_Stored rows_
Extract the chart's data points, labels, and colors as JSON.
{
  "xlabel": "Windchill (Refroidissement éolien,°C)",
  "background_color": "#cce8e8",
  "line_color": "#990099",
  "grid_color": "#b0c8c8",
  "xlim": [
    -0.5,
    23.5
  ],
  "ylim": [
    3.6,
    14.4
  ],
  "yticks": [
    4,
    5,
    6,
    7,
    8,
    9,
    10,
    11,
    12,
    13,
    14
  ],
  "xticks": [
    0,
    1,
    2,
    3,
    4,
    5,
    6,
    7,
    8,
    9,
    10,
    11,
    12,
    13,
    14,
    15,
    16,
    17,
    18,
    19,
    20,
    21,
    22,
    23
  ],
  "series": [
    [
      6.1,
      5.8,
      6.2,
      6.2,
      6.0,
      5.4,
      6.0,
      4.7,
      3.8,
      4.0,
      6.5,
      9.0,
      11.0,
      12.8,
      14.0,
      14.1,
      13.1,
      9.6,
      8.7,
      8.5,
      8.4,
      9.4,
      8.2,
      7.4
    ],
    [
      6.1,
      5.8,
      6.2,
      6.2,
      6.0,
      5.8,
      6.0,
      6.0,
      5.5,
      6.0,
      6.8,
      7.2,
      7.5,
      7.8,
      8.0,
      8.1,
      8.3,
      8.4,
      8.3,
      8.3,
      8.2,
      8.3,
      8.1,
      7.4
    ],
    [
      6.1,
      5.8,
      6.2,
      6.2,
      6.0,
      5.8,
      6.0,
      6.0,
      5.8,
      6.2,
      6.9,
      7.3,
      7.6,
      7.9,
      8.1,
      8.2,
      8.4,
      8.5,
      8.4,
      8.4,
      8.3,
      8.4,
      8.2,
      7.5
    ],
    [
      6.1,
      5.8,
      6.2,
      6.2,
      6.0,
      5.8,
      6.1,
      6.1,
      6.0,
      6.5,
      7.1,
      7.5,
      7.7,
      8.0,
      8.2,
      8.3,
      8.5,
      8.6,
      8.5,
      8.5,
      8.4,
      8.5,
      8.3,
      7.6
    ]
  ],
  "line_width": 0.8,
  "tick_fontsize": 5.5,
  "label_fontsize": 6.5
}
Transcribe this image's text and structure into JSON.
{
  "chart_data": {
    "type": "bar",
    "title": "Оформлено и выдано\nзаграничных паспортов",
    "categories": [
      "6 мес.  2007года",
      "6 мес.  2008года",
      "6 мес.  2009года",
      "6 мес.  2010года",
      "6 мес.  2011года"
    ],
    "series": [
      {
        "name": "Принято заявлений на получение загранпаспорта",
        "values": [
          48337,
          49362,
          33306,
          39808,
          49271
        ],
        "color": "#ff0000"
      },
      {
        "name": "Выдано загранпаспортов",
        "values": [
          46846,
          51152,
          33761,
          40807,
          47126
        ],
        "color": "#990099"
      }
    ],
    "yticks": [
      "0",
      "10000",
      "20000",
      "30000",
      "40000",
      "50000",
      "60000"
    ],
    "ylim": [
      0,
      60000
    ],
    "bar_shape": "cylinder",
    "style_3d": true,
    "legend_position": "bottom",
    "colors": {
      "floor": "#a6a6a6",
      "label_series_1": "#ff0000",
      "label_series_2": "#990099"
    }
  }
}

_Set problem_
From the data above, extract every line in its exact form.

_Answer to this problem_
Extract the chart's data points, labels, and colors as JSON.
{
  "xlabel": "Windchill (Refroidissement éolien,°C)",
  "background_color": "#cce8e8",
  "line_color": "#990099",
  "grid_color": "#b0c8c8",
  "xlim": [
    -0.5,
    23.5
  ],
  "ylim": [
    3.6,
    14.4
  ],
  "yticks": [
    4,
    5,
    6,
    7,
    8,
    9,
    10,
    11,
    12,
    13,
    14
  ],
  "xticks": [
    0,
    1,
    2,
    3,
    4,
    5,
    6,
    7,
    8,
    9,
    10,
    11,
    12,
    13,
    14,
    15,
    16,
    17,
    18,
    19,
    20,
    21,
    22,
    23
  ],
  "series": [
    [
      6.1,
      5.8,
      6.2,
      6.2,
      6.0,
      5.4,
      6.0,
      4.7,
      3.8,
      4.0,
      6.5,
      9.0,
      11.0,
      12.8,
      14.0,
      14.1,
      13.1,
      9.6,
      8.7,
      8.5,
      8.4,
      9.4,
      8.2,
      7.4
    ],
    [
      6.1,
      5.8,
      6.2,
      6.2,
      6.0,
      5.8,
      6.0,
      6.0,
      5.5,
      6.0,
      6.8,
      7.2,
      7.5,
      7.8,
      8.0,
      8.1,
      8.3,
      8.4,
      8.3,
      8.3,
      8.2,
      8.3,
      8.1,
      7.4
    ],
    [
      6.1,
      5.8,
      6.2,
      6.2,
      6.0,
      5.8,
      6.0,
      6.0,
      5.8,
      6.2,
      6.9,
      7.3,
      7.6,
      7.9,
      8.1,
      8.2,
      8.4,
      8.5,
      8.4,
      8.4,
      8.3,
      8.4,
      8.2,
      7.5
    ],
    [
      6.1,
      5.8,
      6.2,
      6.2,
      6.0,
      5.8,
      6.1,
      6.1,
      6.0,
      6.5,
      7.1,
      7.5,
      7.7,
      8.0,
      8.2,
      8.3,
      8.5,
      8.6,
      8.5,
      8.5,
      8.4,
      8.5,
      8.3,
      7.6
    ]
  ],
  "line_width": 0.8,
  "tick_fontsize": 5.5,
  "label_fontsize": 6.5
}
Transcribe this image's text and structure into JSON.
{
  "chart_data": {
    "type": "bar",
    "title": "Оформлено и выдано\nзаграничных паспортов",
    "categories": [
      "6 мес.  2007года",
      "6 мес.  2008года",
      "6 мес.  2009года",
      "6 мес.  2010года",
      "6 мес.  2011года"
    ],
    "series": [
      {
        "name": "Принято заявлений на получение загранпаспорта",
        "values": [
          48337,
          49362,
          33306,
          39808,
          49271
        ],
        "color": "#ff0000"
      },
      {
        "name": "Выдано загранпаспортов",
        "values": [
          46846,
          51152,
          33761,
          40807,
          47126
        ],
        "color": "#990099"
      }
    ],
    "yticks": [
      "0",
      "10000",
      "20000",
      "30000",
      "40000",
      "50000",
      "60000"
    ],
    "ylim": [
      0,
      60000
    ],
    "bar_shape": "cylinder",
    "style_3d": true,
    "legend_position": "bottom",
    "colors": {
      "floor": "#a6a6a6",
      "label_series_1": "#ff0000",
      "label_series_2": "#990099"
    }
  }
}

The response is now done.